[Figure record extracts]
-------------------------

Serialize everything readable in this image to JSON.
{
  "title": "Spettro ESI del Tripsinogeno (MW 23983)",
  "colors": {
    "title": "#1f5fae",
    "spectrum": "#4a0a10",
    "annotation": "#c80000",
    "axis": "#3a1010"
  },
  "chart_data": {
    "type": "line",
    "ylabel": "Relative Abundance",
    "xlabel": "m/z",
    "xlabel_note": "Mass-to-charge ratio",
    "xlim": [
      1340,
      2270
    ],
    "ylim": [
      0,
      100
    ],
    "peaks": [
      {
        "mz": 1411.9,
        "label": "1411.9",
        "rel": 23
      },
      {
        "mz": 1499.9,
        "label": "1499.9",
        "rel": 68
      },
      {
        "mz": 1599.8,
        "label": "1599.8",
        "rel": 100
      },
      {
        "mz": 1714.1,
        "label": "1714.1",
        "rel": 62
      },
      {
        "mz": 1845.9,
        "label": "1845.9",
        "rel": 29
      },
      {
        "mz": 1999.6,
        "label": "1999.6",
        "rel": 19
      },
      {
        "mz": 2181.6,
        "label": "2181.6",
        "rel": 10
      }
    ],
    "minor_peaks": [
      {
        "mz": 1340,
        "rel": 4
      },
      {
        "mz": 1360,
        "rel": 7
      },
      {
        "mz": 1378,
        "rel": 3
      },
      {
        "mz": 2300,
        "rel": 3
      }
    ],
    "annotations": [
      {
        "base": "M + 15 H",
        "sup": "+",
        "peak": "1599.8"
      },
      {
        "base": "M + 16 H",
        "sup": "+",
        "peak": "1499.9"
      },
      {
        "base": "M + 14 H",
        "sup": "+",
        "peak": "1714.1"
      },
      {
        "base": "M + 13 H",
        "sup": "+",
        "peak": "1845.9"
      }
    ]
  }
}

-------------------------

◆ **Set task**
Copy every line that contains the string "base".

◆ **Reply**
        "base": "M + 15 H",
        "base": "M + 16 H",
        "base": "M + 14 H",
        "base": "M + 13 H",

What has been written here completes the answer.